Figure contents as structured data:

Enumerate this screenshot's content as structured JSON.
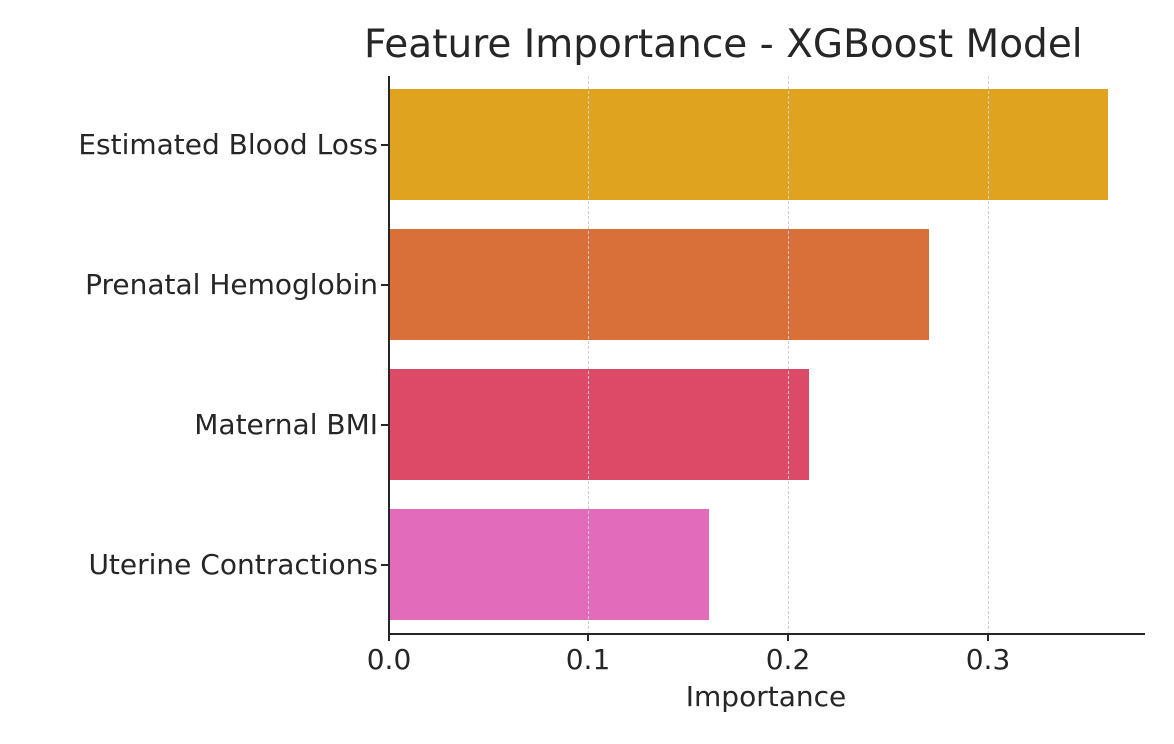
{
  "chart_data": {
    "type": "bar",
    "orientation": "horizontal",
    "title": "Feature Importance - XGBoost Model",
    "xlabel": "Importance",
    "ylabel": "",
    "categories": [
      "Estimated Blood Loss",
      "Prenatal Hemoglobin",
      "Maternal BMI",
      "Uterine Contractions"
    ],
    "values": [
      0.36,
      0.27,
      0.21,
      0.16
    ],
    "colors": [
      "#DFA320",
      "#D9703A",
      "#DC4A67",
      "#E26BBB"
    ],
    "xlim": [
      0.0,
      0.378
    ],
    "xticks": [
      "0.0",
      "0.1",
      "0.2",
      "0.3"
    ],
    "grid": {
      "x": true,
      "y": false,
      "style": "dashed"
    },
    "legend": null
  }
}
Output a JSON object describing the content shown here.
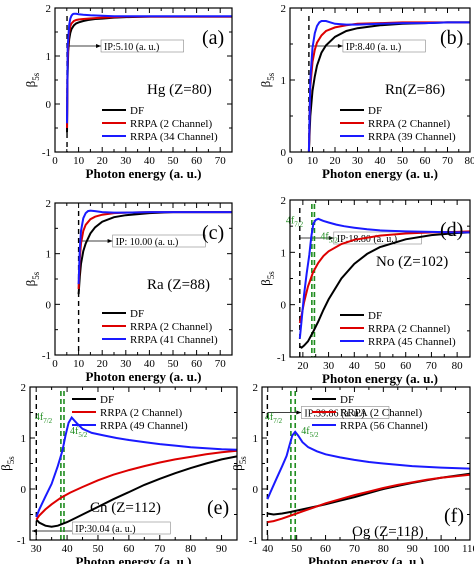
{
  "chart_data": [
    {
      "type": "line",
      "panel_label": "(a)",
      "element": "Hg (Z=80)",
      "xlabel": "Photon energy (a. u.)",
      "ylabel": "β",
      "ylabel_sub": "5s",
      "xlim": [
        0,
        75
      ],
      "ylim": [
        -1,
        2
      ],
      "xticks": [
        0,
        10,
        20,
        30,
        40,
        50,
        60,
        70
      ],
      "yticks": [
        -1,
        0,
        1,
        2
      ],
      "legend_position": "bottom-right",
      "threshold": {
        "x": 5.1,
        "label": "IP:5.10 (a. u.)"
      },
      "series": [
        {
          "name": "DF",
          "color": "#000000",
          "x": [
            5.1,
            5.3,
            5.6,
            6,
            6.5,
            7,
            8,
            9,
            10,
            12,
            14,
            17,
            20,
            25,
            30,
            40,
            50,
            60,
            75
          ],
          "y": [
            -0.6,
            0.5,
            1.1,
            1.35,
            1.48,
            1.56,
            1.64,
            1.68,
            1.7,
            1.73,
            1.75,
            1.77,
            1.78,
            1.8,
            1.81,
            1.82,
            1.82,
            1.82,
            1.82
          ]
        },
        {
          "name": "RRPA (2 Channel)",
          "color": "#dd0000",
          "x": [
            5.1,
            5.3,
            5.6,
            6,
            6.5,
            7,
            8,
            9,
            10,
            12,
            14,
            17,
            20,
            25,
            30,
            40,
            50,
            60,
            75
          ],
          "y": [
            -0.5,
            0.7,
            1.25,
            1.5,
            1.62,
            1.68,
            1.73,
            1.75,
            1.76,
            1.77,
            1.78,
            1.79,
            1.8,
            1.81,
            1.82,
            1.82,
            1.82,
            1.82,
            1.82
          ]
        },
        {
          "name": "RRPA (34 Channel)",
          "color": "#1a1aff",
          "x": [
            5.1,
            5.4,
            6,
            6.5,
            7,
            7.5,
            8,
            9,
            10,
            12,
            15,
            20,
            25,
            30,
            40,
            50,
            60,
            75
          ],
          "y": [
            -0.4,
            1.2,
            1.65,
            1.78,
            1.84,
            1.87,
            1.88,
            1.88,
            1.87,
            1.86,
            1.85,
            1.84,
            1.83,
            1.83,
            1.83,
            1.83,
            1.83,
            1.83
          ]
        }
      ]
    },
    {
      "type": "line",
      "panel_label": "(b)",
      "element": "Rn(Z=86)",
      "xlabel": "Photon energy (a. u.)",
      "ylabel": "β",
      "ylabel_sub": "5s",
      "xlim": [
        0,
        80
      ],
      "ylim": [
        0,
        2
      ],
      "xticks": [
        0,
        10,
        20,
        30,
        40,
        50,
        60,
        70,
        80
      ],
      "yticks": [
        0,
        1,
        2
      ],
      "legend_position": "bottom-right",
      "threshold": {
        "x": 8.4,
        "label": "IP:8.40 (a. u.)"
      },
      "series": [
        {
          "name": "DF",
          "color": "#000000",
          "x": [
            8.4,
            9,
            10,
            11,
            12,
            14,
            16,
            20,
            25,
            30,
            40,
            50,
            60,
            70,
            80
          ],
          "y": [
            0,
            0.5,
            0.85,
            1.05,
            1.2,
            1.38,
            1.48,
            1.6,
            1.68,
            1.72,
            1.76,
            1.78,
            1.79,
            1.8,
            1.8
          ]
        },
        {
          "name": "RRPA (2 Channel)",
          "color": "#dd0000",
          "x": [
            8.4,
            9,
            10,
            11,
            12,
            14,
            16,
            20,
            25,
            30,
            40,
            50,
            60,
            70,
            80
          ],
          "y": [
            0,
            0.9,
            1.25,
            1.42,
            1.52,
            1.62,
            1.68,
            1.73,
            1.76,
            1.78,
            1.79,
            1.8,
            1.8,
            1.8,
            1.8
          ]
        },
        {
          "name": "RRPA (39 Channel)",
          "color": "#1a1aff",
          "x": [
            8.4,
            9,
            10,
            11,
            12,
            13,
            14,
            16,
            18,
            20,
            25,
            30,
            40,
            50,
            60,
            70,
            80
          ],
          "y": [
            0,
            1.0,
            1.45,
            1.65,
            1.75,
            1.8,
            1.82,
            1.82,
            1.8,
            1.78,
            1.77,
            1.77,
            1.78,
            1.79,
            1.79,
            1.8,
            1.8
          ]
        }
      ]
    },
    {
      "type": "line",
      "panel_label": "(c)",
      "element": "Ra (Z=88)",
      "xlabel": "Photon energy (a. u.)",
      "ylabel": "β",
      "ylabel_sub": "5s",
      "xlim": [
        0,
        75
      ],
      "ylim": [
        -1,
        2
      ],
      "xticks": [
        0,
        10,
        20,
        30,
        40,
        50,
        60,
        70
      ],
      "yticks": [
        -1,
        0,
        1,
        2
      ],
      "legend_position": "bottom-right",
      "threshold": {
        "x": 10.0,
        "label": "IP: 10.00 (a. u.)"
      },
      "series": [
        {
          "name": "DF",
          "color": "#000000",
          "x": [
            10,
            10.5,
            11,
            12,
            13,
            15,
            17,
            20,
            25,
            30,
            40,
            50,
            60,
            75
          ],
          "y": [
            0.2,
            0.55,
            0.8,
            1.05,
            1.2,
            1.4,
            1.52,
            1.63,
            1.72,
            1.76,
            1.8,
            1.82,
            1.82,
            1.82
          ]
        },
        {
          "name": "RRPA (2 Channel)",
          "color": "#dd0000",
          "x": [
            10,
            10.5,
            11,
            12,
            13,
            15,
            17,
            20,
            25,
            30,
            40,
            50,
            60,
            75
          ],
          "y": [
            0.3,
            0.9,
            1.2,
            1.45,
            1.57,
            1.68,
            1.73,
            1.77,
            1.8,
            1.81,
            1.82,
            1.82,
            1.82,
            1.82
          ]
        },
        {
          "name": "RRPA (41 Channel)",
          "color": "#1a1aff",
          "x": [
            10,
            10.5,
            11,
            12,
            13,
            14,
            15,
            17,
            20,
            25,
            30,
            40,
            50,
            60,
            75
          ],
          "y": [
            0.4,
            1.1,
            1.45,
            1.7,
            1.8,
            1.84,
            1.85,
            1.84,
            1.82,
            1.81,
            1.81,
            1.82,
            1.82,
            1.82,
            1.82
          ]
        }
      ]
    },
    {
      "type": "line",
      "panel_label": "(d)",
      "element": "No (Z=102)",
      "xlabel": "Photon energy (a. u.)",
      "ylabel": "β",
      "ylabel_sub": "5s",
      "xlim": [
        15,
        85
      ],
      "ylim": [
        -1,
        2
      ],
      "xticks": [
        20,
        30,
        40,
        50,
        60,
        70,
        80
      ],
      "yticks": [
        -1,
        0,
        1,
        2
      ],
      "legend_position": "bottom-right",
      "threshold": {
        "x": 18.8,
        "label": "IP:18.80 (a. u.)"
      },
      "markers": [
        {
          "x": 23.5,
          "label": "4f",
          "sub": "7/2"
        },
        {
          "x": 24.5,
          "label": "4f",
          "sub": "5/2"
        }
      ],
      "series": [
        {
          "name": "DF",
          "color": "#000000",
          "x": [
            18.8,
            19.5,
            20.5,
            22,
            24,
            26,
            28,
            30,
            35,
            40,
            45,
            50,
            60,
            70,
            80,
            85
          ],
          "y": [
            -0.8,
            -0.82,
            -0.78,
            -0.7,
            -0.52,
            -0.32,
            -0.1,
            0.1,
            0.5,
            0.78,
            0.97,
            1.1,
            1.25,
            1.33,
            1.37,
            1.38
          ]
        },
        {
          "name": "RRPA (2 Channel)",
          "color": "#dd0000",
          "x": [
            18.8,
            19.5,
            20.5,
            22,
            24,
            26,
            28,
            30,
            35,
            40,
            50,
            60,
            70,
            80,
            85
          ],
          "y": [
            -0.35,
            -0.2,
            0.05,
            0.35,
            0.62,
            0.8,
            0.93,
            1.02,
            1.16,
            1.24,
            1.32,
            1.36,
            1.38,
            1.39,
            1.4
          ]
        },
        {
          "name": "RRPA (45 Channel)",
          "color": "#1a1aff",
          "x": [
            18.8,
            19.5,
            20.5,
            21.5,
            22.5,
            23.3,
            24.1,
            25,
            26,
            27,
            28,
            30,
            33,
            36,
            40,
            45,
            50,
            60,
            70,
            80,
            85
          ],
          "y": [
            -0.65,
            -0.3,
            0.2,
            0.6,
            0.95,
            1.3,
            1.55,
            1.62,
            1.64,
            1.62,
            1.6,
            1.57,
            1.53,
            1.5,
            1.47,
            1.44,
            1.42,
            1.4,
            1.39,
            1.38,
            1.38
          ]
        }
      ]
    },
    {
      "type": "line",
      "panel_label": "(e)",
      "element": "Cn (Z=112)",
      "xlabel": "Photon energy (a. u.)",
      "ylabel": "β",
      "ylabel_sub": "5s",
      "xlim": [
        28,
        95
      ],
      "ylim": [
        -1,
        2
      ],
      "xticks": [
        30,
        40,
        50,
        60,
        70,
        80,
        90
      ],
      "yticks": [
        -1,
        0,
        1,
        2
      ],
      "legend_position": "top-right",
      "threshold": {
        "x": 30.04,
        "label": "IP:30.04 (a. u.)"
      },
      "markers": [
        {
          "x": 38,
          "label": "4f",
          "sub": "7/2"
        },
        {
          "x": 39,
          "label": "4f",
          "sub": "5/2"
        }
      ],
      "series": [
        {
          "name": "DF",
          "color": "#000000",
          "x": [
            30.04,
            31,
            33,
            35,
            37,
            40,
            43,
            46,
            50,
            55,
            60,
            65,
            70,
            75,
            80,
            85,
            90,
            95
          ],
          "y": [
            -0.6,
            -0.66,
            -0.72,
            -0.74,
            -0.72,
            -0.65,
            -0.56,
            -0.47,
            -0.35,
            -0.2,
            -0.06,
            0.08,
            0.2,
            0.31,
            0.41,
            0.5,
            0.58,
            0.64
          ]
        },
        {
          "name": "RRPA (2 Channel)",
          "color": "#dd0000",
          "x": [
            30.04,
            31,
            33,
            35,
            38,
            41,
            45,
            50,
            55,
            60,
            65,
            70,
            75,
            80,
            85,
            90,
            95
          ],
          "y": [
            -0.6,
            -0.52,
            -0.4,
            -0.3,
            -0.17,
            -0.07,
            0.04,
            0.17,
            0.28,
            0.37,
            0.45,
            0.52,
            0.58,
            0.63,
            0.68,
            0.72,
            0.75
          ]
        },
        {
          "name": "RRPA (49 Channel)",
          "color": "#1a1aff",
          "x": [
            30.04,
            31,
            33,
            35,
            37,
            38.5,
            39.5,
            40.5,
            41.5,
            43,
            45,
            48,
            52,
            56,
            60,
            65,
            70,
            75,
            80,
            85,
            90,
            95
          ],
          "y": [
            -0.55,
            -0.4,
            -0.15,
            0.1,
            0.45,
            0.75,
            1.05,
            1.3,
            1.4,
            1.3,
            1.18,
            1.1,
            1.05,
            1.0,
            0.96,
            0.92,
            0.88,
            0.85,
            0.82,
            0.8,
            0.78,
            0.77
          ]
        }
      ]
    },
    {
      "type": "line",
      "panel_label": "(f)",
      "element": "Og (Z=118)",
      "xlabel": "Photon energy (a. u.)",
      "ylabel": "β",
      "ylabel_sub": "5s",
      "xlim": [
        38,
        110
      ],
      "ylim": [
        -1,
        2
      ],
      "xticks": [
        40,
        50,
        60,
        70,
        80,
        90,
        100,
        110
      ],
      "yticks": [
        -1,
        0,
        1,
        2
      ],
      "legend_position": "top-right",
      "threshold": {
        "x": 39.86,
        "label": "IP:39.86 (a. u.)"
      },
      "markers": [
        {
          "x": 48,
          "label": "4f",
          "sub": "7/2"
        },
        {
          "x": 49.5,
          "label": "4f",
          "sub": "5/2"
        }
      ],
      "series": [
        {
          "name": "DF",
          "color": "#000000",
          "x": [
            39.86,
            42,
            45,
            48,
            52,
            56,
            60,
            65,
            70,
            75,
            80,
            85,
            90,
            95,
            100,
            105,
            110
          ],
          "y": [
            -0.48,
            -0.5,
            -0.48,
            -0.45,
            -0.4,
            -0.35,
            -0.3,
            -0.23,
            -0.16,
            -0.08,
            0.0,
            0.06,
            0.12,
            0.17,
            0.22,
            0.26,
            0.3
          ]
        },
        {
          "name": "RRPA (2 Channel)",
          "color": "#dd0000",
          "x": [
            39.86,
            42,
            45,
            48,
            52,
            56,
            60,
            65,
            70,
            75,
            80,
            85,
            90,
            95,
            100,
            105,
            110
          ],
          "y": [
            -0.65,
            -0.63,
            -0.58,
            -0.52,
            -0.44,
            -0.36,
            -0.28,
            -0.2,
            -0.12,
            -0.05,
            0.02,
            0.08,
            0.13,
            0.18,
            0.22,
            0.25,
            0.28
          ]
        },
        {
          "name": "RRPA (56 Channel)",
          "color": "#1a1aff",
          "x": [
            39.86,
            41,
            43,
            45,
            46.5,
            47.5,
            48.5,
            49.5,
            50.5,
            52,
            54,
            57,
            60,
            65,
            70,
            75,
            80,
            90,
            100,
            110
          ],
          "y": [
            -0.2,
            -0.05,
            0.2,
            0.45,
            0.65,
            0.85,
            1.05,
            1.12,
            1.05,
            0.92,
            0.82,
            0.74,
            0.68,
            0.62,
            0.57,
            0.53,
            0.5,
            0.45,
            0.42,
            0.4
          ]
        }
      ]
    }
  ]
}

Required work
Pull out each line containing the word "JSON" and copy it.

Task output
Enumerate this screenshot's content as structured JSON.
Output a JSON object describing the content shown here.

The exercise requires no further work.